PROBLEM TO WORK ON =>
Could you repeat the items in the stretch from "candle-body xyxy=(489,294,493,303)" through "candle-body xyxy=(164,149,168,161)", changing "candle-body" to "candlestick-body" and leaving everything else as it is?

===============

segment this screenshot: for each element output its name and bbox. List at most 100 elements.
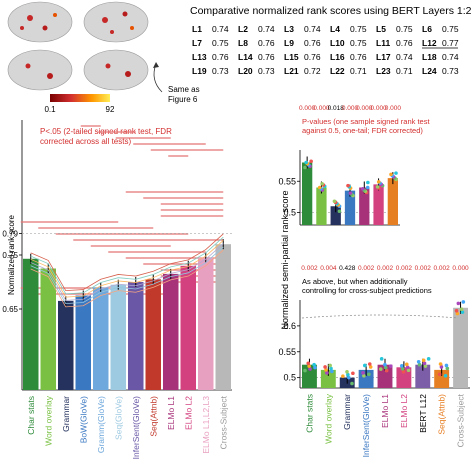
y-tick-label: 0.65 — [2, 305, 18, 314]
bar — [344, 190, 356, 225]
subject-dot — [455, 311, 460, 316]
subject-dot — [417, 362, 422, 367]
p-value-label: 0.428 — [339, 265, 356, 272]
subject-dot — [346, 375, 351, 380]
subject-dot — [337, 209, 342, 214]
bar-elmo-l1 — [163, 273, 179, 390]
x-tick-label: ELMo L1 — [166, 396, 176, 430]
p-value-label: 0.002 — [377, 265, 394, 272]
x-tick-label: Seq(GloVe) — [113, 396, 123, 440]
right-y-axis-label: Normalized semi-partial rank score — [280, 190, 290, 329]
subject-dot — [308, 367, 312, 371]
subject-dot — [346, 183, 350, 188]
subject-dot — [444, 363, 449, 368]
layer-label: L12 — [422, 38, 437, 48]
x-tick-label: Word overlay — [43, 395, 53, 446]
layer-label: L5 — [376, 24, 386, 34]
subject-dot — [360, 186, 365, 191]
p-value-label: 0.000 — [299, 105, 316, 112]
brain-image-lateral-left — [7, 1, 73, 43]
subject-dot — [375, 185, 380, 189]
subject-dot — [365, 185, 370, 190]
layer-value: 0.75 — [350, 24, 367, 34]
brace — [301, 314, 459, 319]
subject-dot — [443, 373, 448, 378]
layer-label: L2 — [238, 24, 248, 34]
subject-dot — [459, 307, 464, 312]
subject-dot — [437, 372, 442, 377]
layer-value: 0.74 — [442, 52, 459, 62]
subject-dot — [438, 362, 443, 366]
x-tick-label: ELMo L1,L2,L3 — [201, 396, 211, 454]
x-tick-label: Seq(Attnb) — [437, 394, 447, 435]
bar — [373, 184, 384, 225]
layer-value: 0.77 — [442, 38, 459, 48]
subject-dot — [350, 381, 354, 386]
layer-label: L20 — [238, 66, 253, 76]
subject-dot — [426, 357, 431, 361]
colorbar — [50, 94, 110, 102]
right-bottom-chart: 0.50.550.60.002 0.004 0.428 0.002 0.002 0.002… — [278, 265, 470, 457]
y-tick-label: 0.79 — [2, 229, 18, 238]
x-tick-label: Grammar — [61, 396, 71, 432]
layer-value: 0.73 — [442, 66, 459, 76]
y-tick-label: 0.5 — [283, 373, 296, 383]
subject-dot — [351, 371, 355, 376]
layer-value: 0.71 — [396, 66, 413, 76]
subject-dot — [454, 308, 459, 313]
bar-char-stats — [23, 258, 39, 390]
layer-value: 0.75 — [350, 38, 367, 48]
brain-panel: 0.1 92 Same as Figure 6 — [7, 1, 200, 114]
subject-dot — [461, 300, 466, 304]
subject-dot — [401, 369, 406, 374]
subject-dot — [313, 365, 317, 370]
arrowhead-icon — [153, 62, 159, 68]
layer-label: L23 — [376, 66, 391, 76]
subject-dot — [317, 185, 322, 190]
p-value-label: 0.000 — [313, 105, 330, 112]
p-value-label: 0.000 — [452, 265, 469, 272]
p-value-label: 0.000 — [342, 105, 359, 112]
layer-value: 0.75 — [442, 24, 459, 34]
y-tick-label: 0.55 — [278, 176, 296, 186]
layer-label: L11 — [376, 38, 390, 48]
layer-label: L15 — [284, 52, 299, 62]
subject-dot — [325, 371, 329, 375]
layer-label: L1 — [192, 24, 202, 34]
layer-table-title: Comparative normalized rank scores using… — [190, 5, 472, 17]
bar — [453, 307, 468, 388]
y-axis-label: Normalized rank score — [7, 214, 16, 295]
layer-value: 0.74 — [396, 52, 413, 62]
subject-dot — [348, 191, 353, 195]
subject-dot — [323, 365, 327, 369]
subject-dot — [423, 364, 428, 368]
layer-label: L13 — [192, 52, 207, 62]
subject-dot — [362, 363, 367, 368]
layer-label: L9 — [284, 38, 294, 48]
layer-label: L24 — [422, 66, 437, 76]
y-tick-label: 0.55 — [278, 347, 296, 357]
subject-dot — [306, 361, 311, 366]
subject-line — [30, 243, 224, 301]
subject-dot — [389, 172, 393, 177]
p-value-label: 0.002 — [358, 265, 375, 272]
layer-label: L14 — [238, 52, 253, 62]
subject-dot — [388, 364, 393, 368]
x-tick-label: Seq(Attnb) — [148, 396, 158, 437]
layer-value: 0.74 — [212, 24, 229, 34]
subject-dot — [320, 181, 324, 186]
bar-elmo-l1-l2-l3 — [198, 257, 214, 390]
layer-value: 0.73 — [258, 66, 275, 76]
layer-table: Comparative normalized rank scores using… — [190, 5, 472, 76]
bar-gramm-glove- — [93, 287, 109, 390]
x-tick-label: Cross-Subject — [456, 393, 466, 447]
bar-seq-attnb- — [145, 279, 161, 390]
layer-value: 0.74 — [304, 24, 321, 34]
x-tick-label: Word overlay — [323, 393, 333, 444]
subject-dot — [303, 165, 307, 170]
layer-label: L4 — [330, 24, 340, 34]
p-value-label: 0.018 — [328, 105, 345, 112]
bar-grammar — [58, 300, 74, 390]
x-tick-label: ELMo L2 — [399, 394, 409, 428]
layer-value: 0.71 — [350, 66, 367, 76]
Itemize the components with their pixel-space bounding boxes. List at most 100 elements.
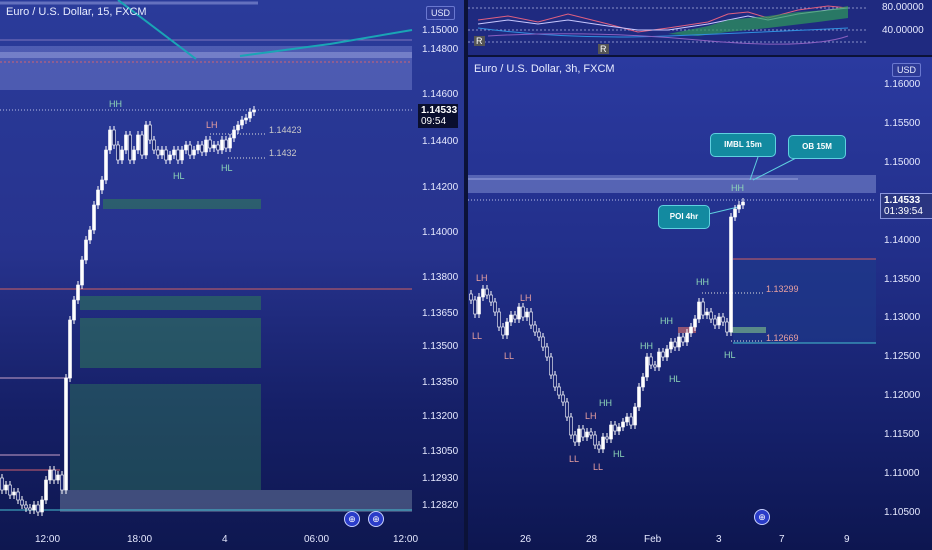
candle-body xyxy=(489,294,493,303)
candle-body xyxy=(216,144,220,151)
left-hl-label-2: HL xyxy=(221,163,233,173)
left-currency-badge[interactable]: USD xyxy=(426,6,456,20)
right-price-tick-label: 1.16000 xyxy=(884,79,921,90)
left-time-tick-label: 4 xyxy=(222,534,228,545)
candle-body xyxy=(473,299,477,315)
right-lh-2: LH xyxy=(520,293,532,303)
right-price-tick-label: 1.11500 xyxy=(884,429,920,441)
candle-body xyxy=(677,336,681,348)
globe-icon[interactable]: ⊕ xyxy=(344,511,360,527)
candle-body xyxy=(641,376,645,388)
globe-icon[interactable]: ⊕ xyxy=(368,511,384,527)
candle-body xyxy=(208,139,212,149)
left-price-tick-label: 1.14200 xyxy=(422,182,459,193)
candle-body xyxy=(549,356,553,376)
right-current-price-value: 1.14533 xyxy=(884,195,921,206)
left-price-tick-label: 1.13500 xyxy=(422,341,459,352)
candle-body xyxy=(28,507,32,511)
candle-body xyxy=(657,351,661,368)
candle-body xyxy=(557,386,561,396)
left-level-label-2: 1.1432 xyxy=(269,148,297,158)
left-price-axis[interactable]: 1.15000 1.14800 1.14600 1.14400 1.14200 1.140… xyxy=(412,0,464,530)
candle-body xyxy=(573,434,577,443)
candle-body xyxy=(693,318,697,328)
candle-body xyxy=(16,491,20,501)
callout-imbl[interactable]: IMBL 15m xyxy=(710,133,776,157)
left-price-tick-label: 1.14000 xyxy=(422,227,459,238)
candle-body xyxy=(36,504,40,513)
right-level-1: 1.13299 xyxy=(766,284,799,294)
candle-body xyxy=(72,299,76,321)
candle-body xyxy=(172,149,176,156)
candle-body xyxy=(509,314,513,323)
demand-zone-1 xyxy=(103,199,261,209)
left-countdown: 09:54 xyxy=(421,116,447,127)
candle-body xyxy=(625,416,629,423)
indicator-marker-1: R xyxy=(474,36,485,46)
left-price-tick-label: 1.13350 xyxy=(422,377,459,388)
left-time-axis[interactable]: 12:00 18:00 4 06:00 12:00 xyxy=(0,530,418,550)
right-time-tick-label: 28 xyxy=(586,534,598,545)
candle-body xyxy=(601,436,605,450)
candle-body xyxy=(669,341,673,350)
candle-body xyxy=(645,356,649,378)
candle-body xyxy=(128,134,132,161)
demand-zone-3 xyxy=(80,318,261,368)
candle-body xyxy=(192,149,196,156)
candle-body xyxy=(164,149,168,161)
candle-body xyxy=(717,316,721,326)
right-chart-canvas[interactable] xyxy=(468,57,932,550)
left-price-tick-label: 1.15000 xyxy=(422,25,459,36)
right-time-tick-label: 9 xyxy=(844,534,850,545)
callout-ob[interactable]: OB 15M xyxy=(788,135,846,159)
right-lh-3: LH xyxy=(585,411,597,421)
right-time-tick-label: Feb xyxy=(644,534,662,545)
candle-body xyxy=(204,139,208,153)
candle-body xyxy=(184,144,188,151)
pane-divider[interactable] xyxy=(464,0,468,550)
pane-divider-h[interactable] xyxy=(468,55,932,57)
left-chart-pane[interactable]: HH LH HL HL 1.14423 1.1432 1.15000 1.1480… xyxy=(0,0,464,550)
indicator-pane[interactable]: R R 80.00000 40.00000 xyxy=(468,0,932,55)
callout-poi[interactable]: POI 4hr xyxy=(658,205,710,229)
candle-body xyxy=(661,351,665,358)
candle-body xyxy=(12,491,16,496)
right-price-axis[interactable]: 1.160001.155001.150001.145001.140001.135… xyxy=(876,57,932,530)
candle-body xyxy=(529,311,533,326)
candle-body xyxy=(160,149,164,156)
left-price-tick-label: 1.13200 xyxy=(422,411,459,422)
left-lh-label: LH xyxy=(206,120,218,130)
candle-body xyxy=(40,499,44,513)
right-currency-badge[interactable]: USD xyxy=(892,63,922,77)
candle-body xyxy=(180,149,184,161)
right-hl-2: HL xyxy=(669,374,681,384)
candle-body xyxy=(196,144,200,151)
right-level-2: 1.12669 xyxy=(766,333,799,343)
candle-body xyxy=(697,301,701,320)
right-hh-5: HH xyxy=(731,183,744,193)
candle-body xyxy=(76,284,80,301)
globe-icon[interactable]: ⊕ xyxy=(754,509,770,525)
left-price-tick-label: 1.13800 xyxy=(422,272,459,283)
right-candles xyxy=(469,198,745,453)
candle-body xyxy=(156,149,160,156)
candle-body xyxy=(132,149,136,161)
left-time-tick-label: 12:00 xyxy=(393,534,419,545)
candle-body xyxy=(673,341,677,348)
left-chart-canvas[interactable] xyxy=(0,0,464,550)
right-chart-pane[interactable]: IMBL 15m OB 15M POI 4hr LH LL LL LH LL L… xyxy=(468,57,932,550)
right-countdown: 01:39:54 xyxy=(884,206,923,217)
candle-body xyxy=(629,416,633,426)
candle-body xyxy=(533,324,537,333)
candle-body xyxy=(685,332,689,343)
candle-body xyxy=(84,239,88,261)
candle-body xyxy=(593,434,597,446)
candle-body xyxy=(609,424,613,440)
candle-body xyxy=(80,259,84,286)
left-price-tick-label: 1.14600 xyxy=(422,89,459,100)
right-hh-1: HH xyxy=(599,398,612,408)
right-time-axis[interactable]: 26 28 Feb 3 7 9 xyxy=(468,530,876,550)
candle-body xyxy=(541,336,545,348)
candle-body xyxy=(136,134,140,151)
right-hh-3: HH xyxy=(660,316,673,326)
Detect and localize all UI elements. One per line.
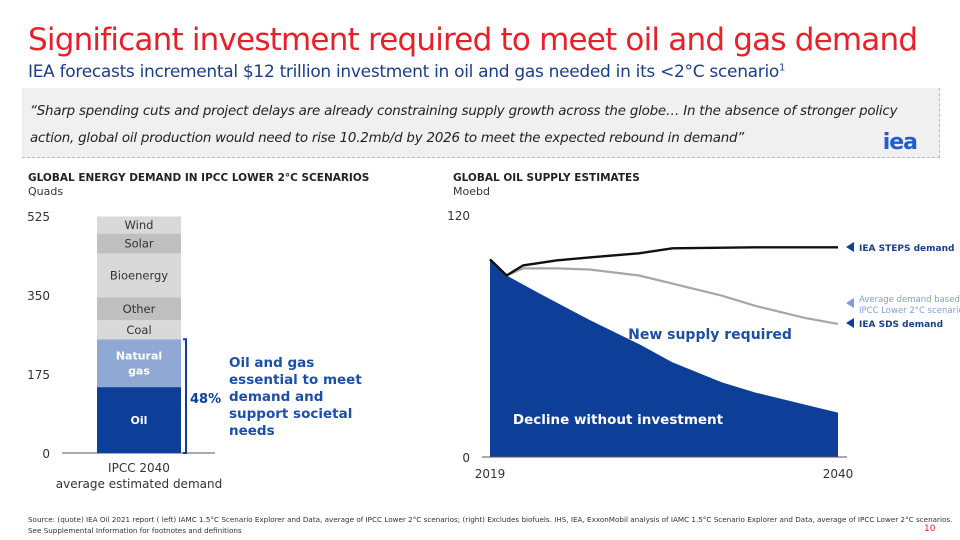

===============

RESPONSE TO THE TASK =>
candlestick-body xyxy=(489,294,493,303)
candlestick-body xyxy=(216,144,220,151)
left-hl-label-2: HL xyxy=(221,163,233,173)
left-currency-badge[interactable]: USD xyxy=(426,6,456,20)
right-price-tick-label: 1.16000 xyxy=(884,79,921,90)
left-time-tick-label: 4 xyxy=(222,534,228,545)
candlestick-body xyxy=(473,299,477,315)
right-lh-2: LH xyxy=(520,293,532,303)
right-price-tick-label: 1.11500 xyxy=(884,429,920,441)
candlestick-body xyxy=(677,336,681,348)
globe-icon[interactable]: ⊕ xyxy=(344,511,360,527)
candlestick-body xyxy=(641,376,645,388)
globe-icon[interactable]: ⊕ xyxy=(368,511,384,527)
candlestick-body xyxy=(208,139,212,149)
left-price-tick-label: 1.14200 xyxy=(422,182,459,193)
candlestick-body xyxy=(549,356,553,376)
right-current-price-value: 1.14533 xyxy=(884,195,921,206)
left-price-tick-label: 1.13500 xyxy=(422,341,459,352)
candlestick-body xyxy=(28,507,32,511)
candlestick-body xyxy=(657,351,661,368)
candlestick-body xyxy=(557,386,561,396)
left-level-label-2: 1.1432 xyxy=(269,148,297,158)
left-price-axis[interactable]: 1.15000 1.14800 1.14600 1.14400 1.14200 1.140… xyxy=(412,0,464,530)
candlestick-body xyxy=(573,434,577,443)
candlestick-body xyxy=(693,318,697,328)
candlestick-body xyxy=(16,491,20,501)
callout-imbl[interactable]: IMBL 15m xyxy=(710,133,776,157)
left-price-tick-label: 1.14000 xyxy=(422,227,459,238)
candlestick-body xyxy=(36,504,40,513)
right-level-1: 1.13299 xyxy=(766,284,799,294)
candlestick-body xyxy=(72,299,76,321)
candlestick-body xyxy=(172,149,176,156)
candlestick-body xyxy=(509,314,513,323)
demand-zone-1 xyxy=(103,199,261,209)
left-countdown: 09:54 xyxy=(421,116,447,127)
candlestick-body xyxy=(625,416,629,423)
indicator-marker-1: R xyxy=(474,36,485,46)
left-price-tick-label: 1.13350 xyxy=(422,377,459,388)
left-time-axis[interactable]: 12:00 18:00 4 06:00 12:00 xyxy=(0,530,418,550)
right-time-tick-label: 28 xyxy=(586,534,598,545)
candlestick-body xyxy=(601,436,605,450)
candlestick-body xyxy=(669,341,673,350)
candlestick-body xyxy=(645,356,649,378)
candlestick-body xyxy=(128,134,132,161)
demand-zone-3 xyxy=(80,318,261,368)
candlestick-body xyxy=(192,149,196,156)
candlestick-body xyxy=(164,149,168,161)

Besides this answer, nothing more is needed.